Stored records |
________________________

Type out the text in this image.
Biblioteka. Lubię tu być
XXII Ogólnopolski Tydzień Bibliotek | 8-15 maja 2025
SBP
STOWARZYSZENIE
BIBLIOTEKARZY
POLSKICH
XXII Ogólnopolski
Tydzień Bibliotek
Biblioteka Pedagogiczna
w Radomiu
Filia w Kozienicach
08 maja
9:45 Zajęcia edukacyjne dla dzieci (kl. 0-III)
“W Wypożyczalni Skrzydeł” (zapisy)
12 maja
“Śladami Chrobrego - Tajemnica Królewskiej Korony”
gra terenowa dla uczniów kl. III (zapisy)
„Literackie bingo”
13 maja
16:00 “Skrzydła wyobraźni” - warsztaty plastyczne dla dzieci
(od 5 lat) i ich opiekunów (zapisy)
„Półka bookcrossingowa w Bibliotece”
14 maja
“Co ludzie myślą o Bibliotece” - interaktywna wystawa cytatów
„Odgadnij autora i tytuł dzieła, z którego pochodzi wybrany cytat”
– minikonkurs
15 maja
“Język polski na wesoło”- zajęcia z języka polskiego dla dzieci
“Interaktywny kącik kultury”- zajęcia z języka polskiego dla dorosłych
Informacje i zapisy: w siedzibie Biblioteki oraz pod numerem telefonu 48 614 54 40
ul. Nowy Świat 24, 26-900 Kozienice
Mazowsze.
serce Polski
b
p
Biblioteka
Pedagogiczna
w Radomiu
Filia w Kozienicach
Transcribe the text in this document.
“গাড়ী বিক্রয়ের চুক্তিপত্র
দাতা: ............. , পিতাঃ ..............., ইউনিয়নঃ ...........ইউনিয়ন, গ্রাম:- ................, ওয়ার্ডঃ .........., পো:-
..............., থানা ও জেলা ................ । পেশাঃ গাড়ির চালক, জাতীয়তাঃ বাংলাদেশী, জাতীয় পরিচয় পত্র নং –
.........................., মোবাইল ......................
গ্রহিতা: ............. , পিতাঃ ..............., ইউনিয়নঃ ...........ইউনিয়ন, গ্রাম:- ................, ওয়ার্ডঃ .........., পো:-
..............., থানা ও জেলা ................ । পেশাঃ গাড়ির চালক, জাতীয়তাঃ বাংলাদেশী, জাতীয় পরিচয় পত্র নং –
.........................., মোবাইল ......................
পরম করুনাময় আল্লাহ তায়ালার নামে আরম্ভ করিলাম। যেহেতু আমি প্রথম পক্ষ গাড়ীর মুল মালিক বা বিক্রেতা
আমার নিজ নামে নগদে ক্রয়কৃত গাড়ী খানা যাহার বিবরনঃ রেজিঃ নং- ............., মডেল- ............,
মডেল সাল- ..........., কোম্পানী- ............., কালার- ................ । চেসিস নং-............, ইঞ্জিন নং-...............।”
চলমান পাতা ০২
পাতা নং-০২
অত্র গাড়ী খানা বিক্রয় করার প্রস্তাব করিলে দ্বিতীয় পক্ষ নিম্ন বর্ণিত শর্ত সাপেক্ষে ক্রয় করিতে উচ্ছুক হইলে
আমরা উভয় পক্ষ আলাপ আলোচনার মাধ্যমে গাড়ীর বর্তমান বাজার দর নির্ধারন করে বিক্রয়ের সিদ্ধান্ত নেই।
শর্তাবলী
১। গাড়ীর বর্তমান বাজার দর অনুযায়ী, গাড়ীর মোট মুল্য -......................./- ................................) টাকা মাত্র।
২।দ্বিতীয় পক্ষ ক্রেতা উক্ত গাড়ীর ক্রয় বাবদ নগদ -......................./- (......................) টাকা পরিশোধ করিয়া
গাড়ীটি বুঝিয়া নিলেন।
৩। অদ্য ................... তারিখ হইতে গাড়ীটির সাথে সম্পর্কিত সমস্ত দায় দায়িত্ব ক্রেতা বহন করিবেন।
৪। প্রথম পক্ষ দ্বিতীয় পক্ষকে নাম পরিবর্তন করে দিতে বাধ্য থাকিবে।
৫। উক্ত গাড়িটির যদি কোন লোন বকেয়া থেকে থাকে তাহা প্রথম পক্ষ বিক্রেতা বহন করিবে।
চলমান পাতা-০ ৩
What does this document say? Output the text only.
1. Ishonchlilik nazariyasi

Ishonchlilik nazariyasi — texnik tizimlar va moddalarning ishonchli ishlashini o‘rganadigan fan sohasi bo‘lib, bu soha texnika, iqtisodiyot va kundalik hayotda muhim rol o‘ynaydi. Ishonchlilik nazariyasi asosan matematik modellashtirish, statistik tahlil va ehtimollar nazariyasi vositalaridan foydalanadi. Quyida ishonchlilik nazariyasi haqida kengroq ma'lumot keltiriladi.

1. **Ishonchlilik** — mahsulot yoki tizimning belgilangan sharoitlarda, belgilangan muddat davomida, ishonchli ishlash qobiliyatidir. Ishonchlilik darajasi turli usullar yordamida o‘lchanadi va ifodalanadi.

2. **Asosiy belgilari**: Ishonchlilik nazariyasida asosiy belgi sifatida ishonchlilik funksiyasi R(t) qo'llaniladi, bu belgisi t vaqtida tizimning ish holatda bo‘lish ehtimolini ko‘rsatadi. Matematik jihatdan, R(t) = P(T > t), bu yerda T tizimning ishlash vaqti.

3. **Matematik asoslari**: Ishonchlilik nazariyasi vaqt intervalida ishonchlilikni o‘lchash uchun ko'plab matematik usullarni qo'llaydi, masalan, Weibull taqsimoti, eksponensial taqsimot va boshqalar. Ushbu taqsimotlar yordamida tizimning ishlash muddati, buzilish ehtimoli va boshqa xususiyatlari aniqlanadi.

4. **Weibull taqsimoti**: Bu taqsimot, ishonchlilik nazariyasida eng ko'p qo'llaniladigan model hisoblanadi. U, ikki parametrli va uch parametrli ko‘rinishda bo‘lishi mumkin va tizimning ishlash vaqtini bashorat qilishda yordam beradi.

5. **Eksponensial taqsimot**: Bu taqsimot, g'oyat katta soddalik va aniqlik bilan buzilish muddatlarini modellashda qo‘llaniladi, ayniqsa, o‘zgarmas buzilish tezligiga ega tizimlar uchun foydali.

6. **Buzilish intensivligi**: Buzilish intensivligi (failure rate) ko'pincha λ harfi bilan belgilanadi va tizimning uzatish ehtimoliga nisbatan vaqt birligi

________________________

Job |
Return a copy of every line that includes the word "taqsimot".

Solution |
3. **Matematik asoslari**: Ishonchlilik nazariyasi vaqt intervalida ishonchlilikni o‘lchash uchun ko'plab matematik usullarni qo'llaydi, masalan, Weibull taqsimoti, eksponensial taqsimot va boshqalar. Ushbu taqsimotlar yordamida tizimning ishlash muddati, buzilish ehtimoli va boshqa xususiyatlari aniqlanadi.
4. **Weibull taqsimoti**: Bu taqsimot, ishonchlilik nazariyasida eng ko'p qo'llaniladigan model hisoblanadi. U, ikki parametrli va uch parametrli ko‘rinishda bo‘lishi mumkin va tizimning ishlash vaqtini bashorat qilishda yordam beradi.
5. **Eksponensial taqsimot**: Bu taqsimot, g'oyat katta soddalik va aniqlik bilan buzilish muddatlarini modellashda qo‘llaniladi, ayniqsa, o‘zgarmas buzilish tezligiga ega tizimlar uchun foydali.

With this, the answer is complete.